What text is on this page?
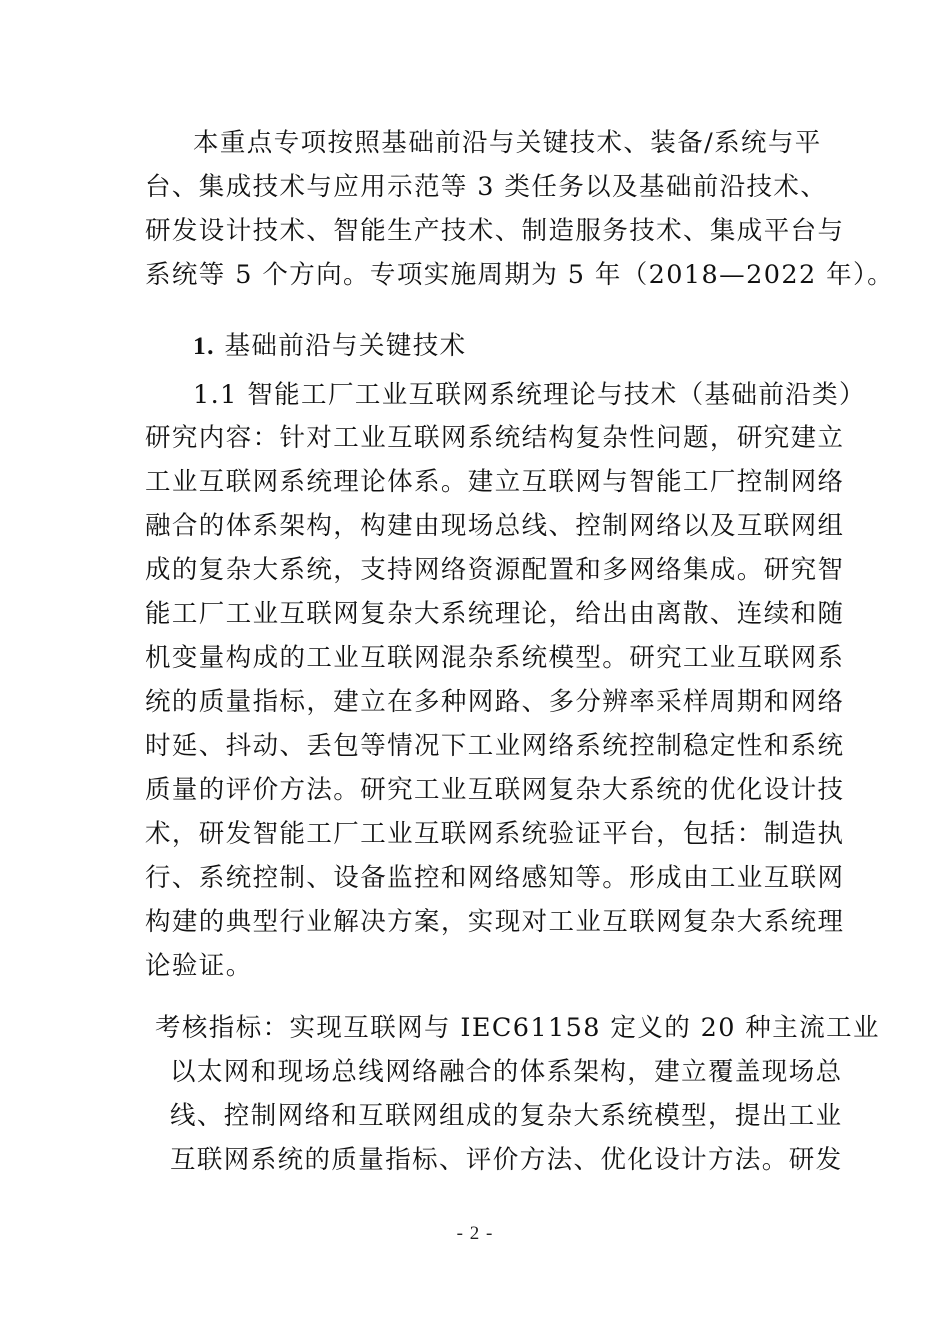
本重点专项按照基础前沿与关键技术、装备/系统与平
台、集成技术与应用示范等 3 类任务以及基础前沿技术、
研发设计技术、智能生产技术、制造服务技术、集成平台与
系统等 5 个方向。专项实施周期为 5 年（2018—2022 年）。
1. 基础前沿与关键技术
1.1 智能工厂工业互联网系统理论与技术（基础前沿类）
研究内容：针对工业互联网系统结构复杂性问题，研究建立
工业互联网系统理论体系。建立互联网与智能工厂控制网络
融合的体系架构，构建由现场总线、控制网络以及互联网组
成的复杂大系统，支持网络资源配置和多网络集成。研究智
能工厂工业互联网复杂大系统理论，给出由离散、连续和随
机变量构成的工业互联网混杂系统模型。研究工业互联网系
统的质量指标，建立在多种网路、多分辨率采样周期和网络
时延、抖动、丢包等情况下工业网络系统控制稳定性和系统
质量的评价方法。研究工业互联网复杂大系统的优化设计技
术，研发智能工厂工业互联网系统验证平台，包括：制造执
行、系统控制、设备监控和网络感知等。形成由工业互联网
构建的典型行业解决方案，实现对工业互联网复杂大系统理
论验证。
考核指标：实现互联网与 IEC61158 定义的 20 种主流工业
以太网和现场总线网络融合的体系架构，建立覆盖现场总
线、控制网络和互联网组成的复杂大系统模型，提出工业
互联网系统的质量指标、评价方法、优化设计方法。研发
- 2 -
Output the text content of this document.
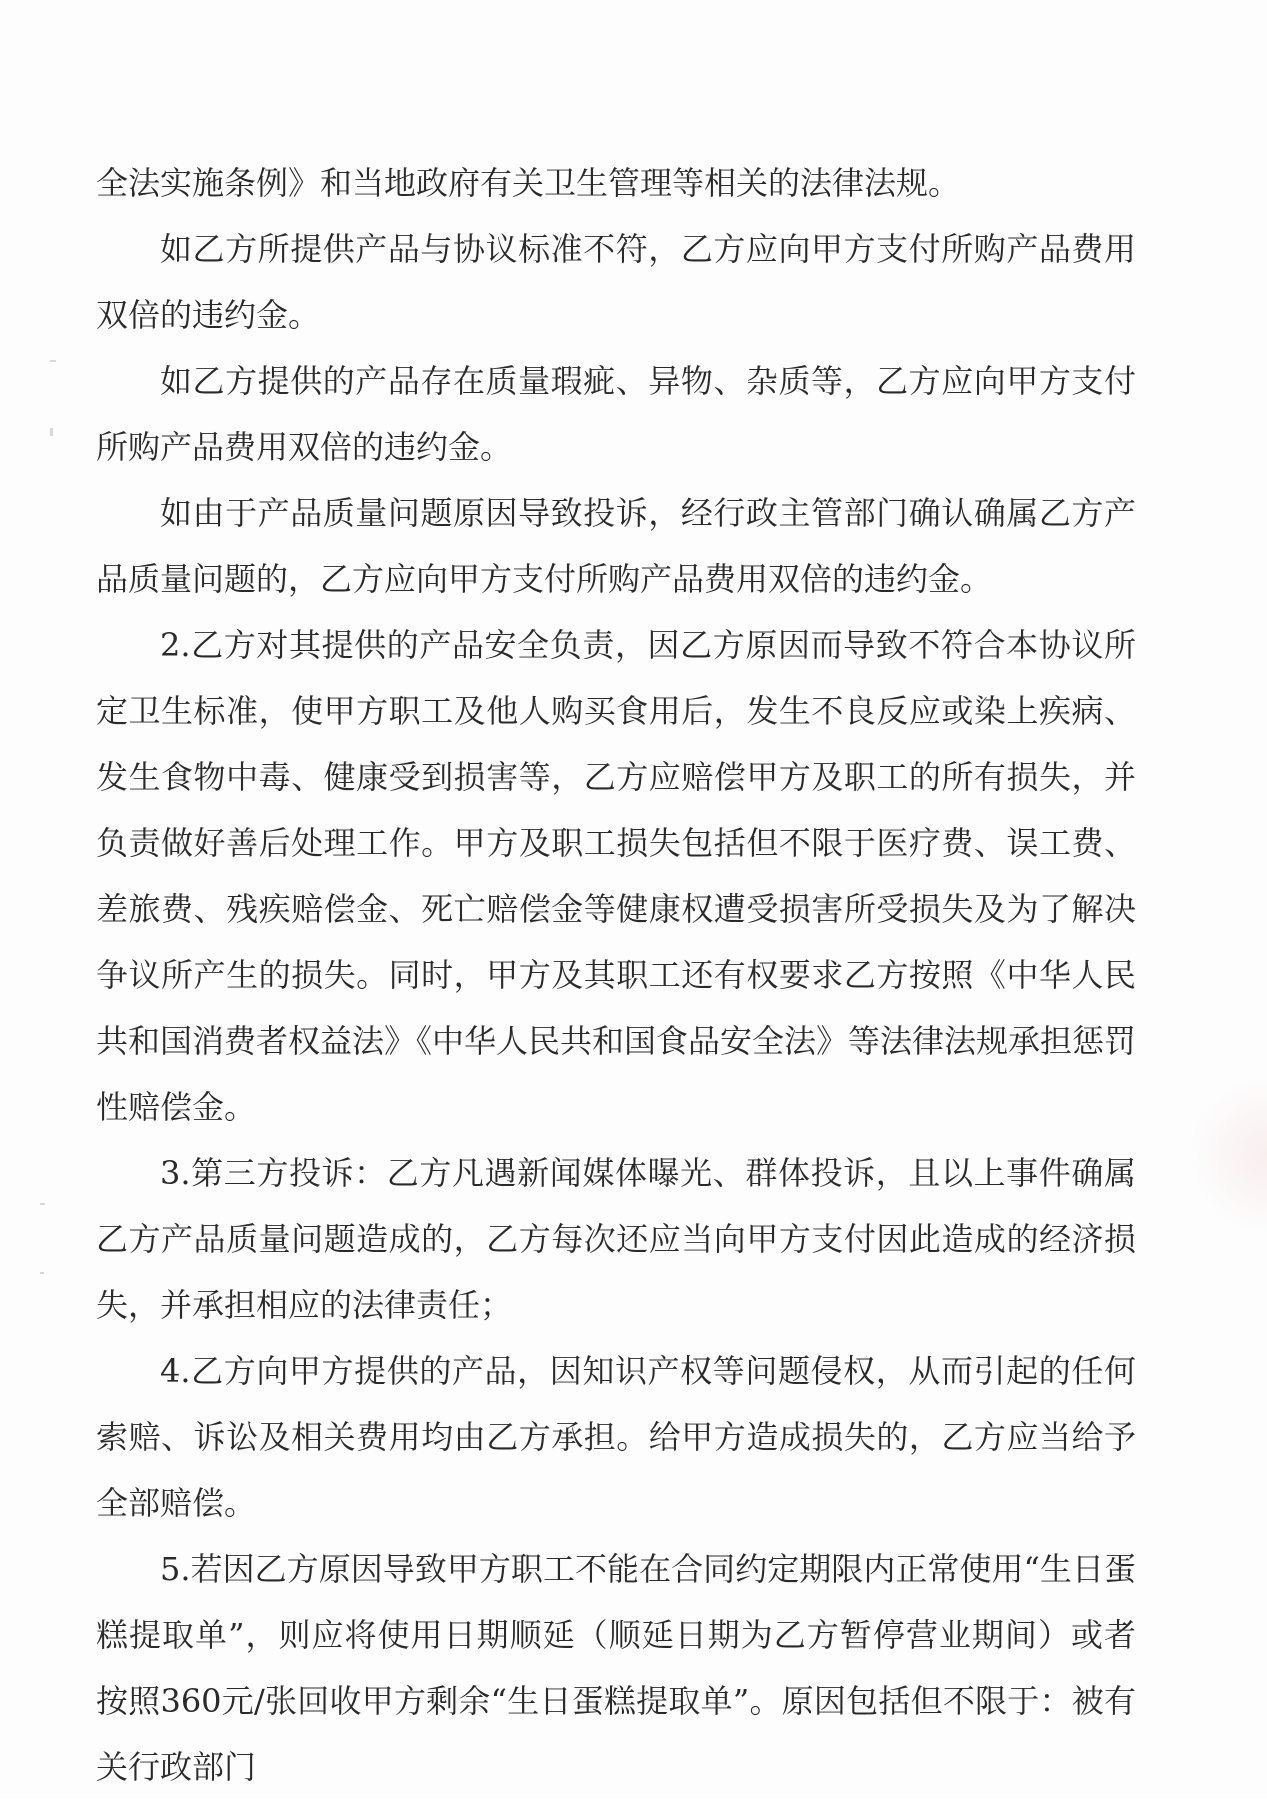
全法实施条例》和当地政府有关卫生管理等相关的法律法规。

如乙方所提供产品与协议标准不符，乙方应向甲方支付所购产品费用双倍的违约金。

如乙方提供的产品存在质量瑕疵、异物、杂质等，乙方应向甲方支付所购产品费用双倍的违约金。

如由于产品质量问题原因导致投诉，经行政主管部门确认确属乙方产品质量问题的，乙方应向甲方支付所购产品费用双倍的违约金。

2.乙方对其提供的产品安全负责，因乙方原因而导致不符合本协议所定卫生标准，使甲方职工及他人购买食用后，发生不良反应或染上疾病、发生食物中毒、健康受到损害等，乙方应赔偿甲方及职工的所有损失，并负责做好善后处理工作。甲方及职工损失包括但不限于医疗费、误工费、差旅费、残疾赔偿金、死亡赔偿金等健康权遭受损害所受损失及为了解决争议所产生的损失。同时，甲方及其职工还有权要求乙方按照《中华人民共和国消费者权益法》《中华人民共和国食品安全法》等法律法规承担惩罚性赔偿金。

3.第三方投诉：乙方凡遇新闻媒体曝光、群体投诉，且以上事件确属乙方产品质量问题造成的，乙方每次还应当向甲方支付因此造成的经济损失，并承担相应的法律责任；

4.乙方向甲方提供的产品，因知识产权等问题侵权，从而引起的任何索赔、诉讼及相关费用均由乙方承担。给甲方造成损失的，乙方应当给予全部赔偿。

5.若因乙方原因导致甲方职工不能在合同约定期限内正常使用“生日蛋糕提取单”，则应将使用日期顺延（顺延日期为乙方暂停营业期间）或者按照360元/张回收甲方剩余“生日蛋糕提取单”。原因包括但不限于：被有关行政部门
☆ ☆ ☆
TASK REQUIREMENTS —
Repeat the material verbatim. Do not carry over any picture.

TASK SOLUTION —
What text is on this page?
本重点专项按照基础前沿与关键技术、装备/系统与平
台、集成技术与应用示范等 3 类任务以及基础前沿技术、
研发设计技术、智能生产技术、制造服务技术、集成平台与
系统等 5 个方向。专项实施周期为 5 年（2018—2022 年）。
1. 基础前沿与关键技术
1.1 智能工厂工业互联网系统理论与技术（基础前沿类）
研究内容：针对工业互联网系统结构复杂性问题，研究建立
工业互联网系统理论体系。建立互联网与智能工厂控制网络
融合的体系架构，构建由现场总线、控制网络以及互联网组
成的复杂大系统，支持网络资源配置和多网络集成。研究智
能工厂工业互联网复杂大系统理论，给出由离散、连续和随
机变量构成的工业互联网混杂系统模型。研究工业互联网系
统的质量指标，建立在多种网路、多分辨率采样周期和网络
时延、抖动、丢包等情况下工业网络系统控制稳定性和系统
质量的评价方法。研究工业互联网复杂大系统的优化设计技
术，研发智能工厂工业互联网系统验证平台，包括：制造执
行、系统控制、设备监控和网络感知等。形成由工业互联网
构建的典型行业解决方案，实现对工业互联网复杂大系统理
论验证。
考核指标：实现互联网与 IEC61158 定义的 20 种主流工业
以太网和现场总线网络融合的体系架构，建立覆盖现场总
线、控制网络和互联网组成的复杂大系统模型，提出工业
互联网系统的质量指标、评价方法、优化设计方法。研发
- 2 -
Output the text content of this document.
全法实施条例》和当地政府有关卫生管理等相关的法律法规。

如乙方所提供产品与协议标准不符，乙方应向甲方支付所购产品费用双倍的违约金。

如乙方提供的产品存在质量瑕疵、异物、杂质等，乙方应向甲方支付所购产品费用双倍的违约金。

如由于产品质量问题原因导致投诉，经行政主管部门确认确属乙方产品质量问题的，乙方应向甲方支付所购产品费用双倍的违约金。

2.乙方对其提供的产品安全负责，因乙方原因而导致不符合本协议所定卫生标准，使甲方职工及他人购买食用后，发生不良反应或染上疾病、发生食物中毒、健康受到损害等，乙方应赔偿甲方及职工的所有损失，并负责做好善后处理工作。甲方及职工损失包括但不限于医疗费、误工费、差旅费、残疾赔偿金、死亡赔偿金等健康权遭受损害所受损失及为了解决争议所产生的损失。同时，甲方及其职工还有权要求乙方按照《中华人民共和国消费者权益法》《中华人民共和国食品安全法》等法律法规承担惩罚性赔偿金。

3.第三方投诉：乙方凡遇新闻媒体曝光、群体投诉，且以上事件确属乙方产品质量问题造成的，乙方每次还应当向甲方支付因此造成的经济损失，并承担相应的法律责任；

4.乙方向甲方提供的产品，因知识产权等问题侵权，从而引起的任何索赔、诉讼及相关费用均由乙方承担。给甲方造成损失的，乙方应当给予全部赔偿。

5.若因乙方原因导致甲方职工不能在合同约定期限内正常使用“生日蛋糕提取单”，则应将使用日期顺延（顺延日期为乙方暂停营业期间）或者按照360元/张回收甲方剩余“生日蛋糕提取单”。原因包括但不限于：被有关行政部门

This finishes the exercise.